▶ _Task objective_
Without changing a character, return the entries, but not the images they hold.

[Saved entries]
────────
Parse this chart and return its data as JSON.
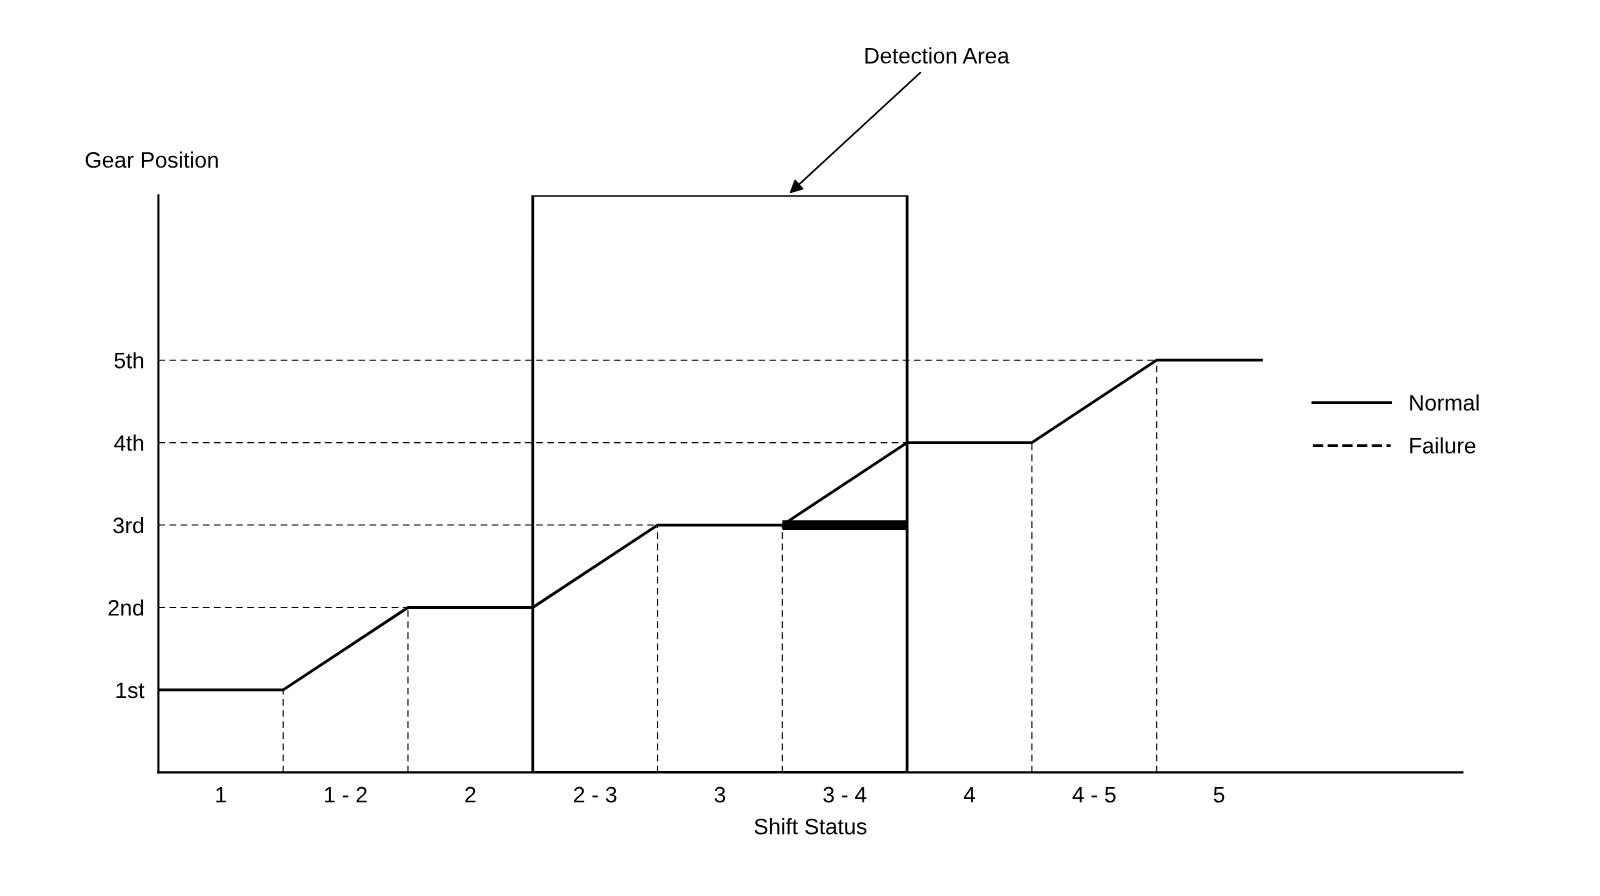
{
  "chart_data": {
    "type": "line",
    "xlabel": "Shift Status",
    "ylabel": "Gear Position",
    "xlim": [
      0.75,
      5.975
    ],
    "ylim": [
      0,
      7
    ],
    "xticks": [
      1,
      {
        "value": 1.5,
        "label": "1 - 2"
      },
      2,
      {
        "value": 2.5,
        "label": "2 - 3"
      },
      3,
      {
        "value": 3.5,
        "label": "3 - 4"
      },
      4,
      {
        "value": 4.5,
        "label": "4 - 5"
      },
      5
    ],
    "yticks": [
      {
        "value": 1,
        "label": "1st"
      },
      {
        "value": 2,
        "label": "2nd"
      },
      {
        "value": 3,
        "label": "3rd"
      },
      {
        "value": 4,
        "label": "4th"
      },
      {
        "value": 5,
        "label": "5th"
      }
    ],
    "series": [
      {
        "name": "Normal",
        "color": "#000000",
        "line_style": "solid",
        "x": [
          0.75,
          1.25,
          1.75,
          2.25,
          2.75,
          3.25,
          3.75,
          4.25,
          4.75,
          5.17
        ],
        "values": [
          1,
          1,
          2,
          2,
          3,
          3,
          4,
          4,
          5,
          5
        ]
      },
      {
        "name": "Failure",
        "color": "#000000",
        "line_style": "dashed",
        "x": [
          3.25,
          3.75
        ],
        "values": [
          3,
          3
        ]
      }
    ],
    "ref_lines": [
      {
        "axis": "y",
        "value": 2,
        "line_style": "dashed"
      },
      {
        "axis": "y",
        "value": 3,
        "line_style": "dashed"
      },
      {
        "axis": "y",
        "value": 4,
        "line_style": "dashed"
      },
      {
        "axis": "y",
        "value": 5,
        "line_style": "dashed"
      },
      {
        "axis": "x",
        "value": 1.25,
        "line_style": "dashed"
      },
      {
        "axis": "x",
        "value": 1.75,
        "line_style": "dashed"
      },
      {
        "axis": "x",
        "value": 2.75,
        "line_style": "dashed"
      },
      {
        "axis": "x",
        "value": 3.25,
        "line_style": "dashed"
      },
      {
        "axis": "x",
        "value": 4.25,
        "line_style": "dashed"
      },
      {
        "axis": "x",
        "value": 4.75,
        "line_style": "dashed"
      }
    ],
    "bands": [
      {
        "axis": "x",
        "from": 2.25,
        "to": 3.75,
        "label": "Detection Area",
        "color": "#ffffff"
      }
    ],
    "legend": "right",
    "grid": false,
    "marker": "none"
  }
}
────────
▶ _Expected answer_
Parse this chart and return its data as JSON.
{
  "chart_data": {
    "type": "line",
    "xlabel": "Shift Status",
    "ylabel": "Gear Position",
    "xlim": [
      0.75,
      5.975
    ],
    "ylim": [
      0,
      7
    ],
    "xticks": [
      1,
      {
        "value": 1.5,
        "label": "1 - 2"
      },
      2,
      {
        "value": 2.5,
        "label": "2 - 3"
      },
      3,
      {
        "value": 3.5,
        "label": "3 - 4"
      },
      4,
      {
        "value": 4.5,
        "label": "4 - 5"
      },
      5
    ],
    "yticks": [
      {
        "value": 1,
        "label": "1st"
      },
      {
        "value": 2,
        "label": "2nd"
      },
      {
        "value": 3,
        "label": "3rd"
      },
      {
        "value": 4,
        "label": "4th"
      },
      {
        "value": 5,
        "label": "5th"
      }
    ],
    "series": [
      {
        "name": "Normal",
        "color": "#000000",
        "line_style": "solid",
        "x": [
          0.75,
          1.25,
          1.75,
          2.25,
          2.75,
          3.25,
          3.75,
          4.25,
          4.75,
          5.17
        ],
        "values": [
          1,
          1,
          2,
          2,
          3,
          3,
          4,
          4,
          5,
          5
        ]
      },
      {
        "name": "Failure",
        "color": "#000000",
        "line_style": "dashed",
        "x": [
          3.25,
          3.75
        ],
        "values": [
          3,
          3
        ]
      }
    ],
    "ref_lines": [
      {
        "axis": "y",
        "value": 2,
        "line_style": "dashed"
      },
      {
        "axis": "y",
        "value": 3,
        "line_style": "dashed"
      },
      {
        "axis": "y",
        "value": 4,
        "line_style": "dashed"
      },
      {
        "axis": "y",
        "value": 5,
        "line_style": "dashed"
      },
      {
        "axis": "x",
        "value": 1.25,
        "line_style": "dashed"
      },
      {
        "axis": "x",
        "value": 1.75,
        "line_style": "dashed"
      },
      {
        "axis": "x",
        "value": 2.75,
        "line_style": "dashed"
      },
      {
        "axis": "x",
        "value": 3.25,
        "line_style": "dashed"
      },
      {
        "axis": "x",
        "value": 4.25,
        "line_style": "dashed"
      },
      {
        "axis": "x",
        "value": 4.75,
        "line_style": "dashed"
      }
    ],
    "bands": [
      {
        "axis": "x",
        "from": 2.25,
        "to": 3.75,
        "label": "Detection Area",
        "color": "#ffffff"
      }
    ],
    "legend": "right",
    "grid": false,
    "marker": "none"
  }
}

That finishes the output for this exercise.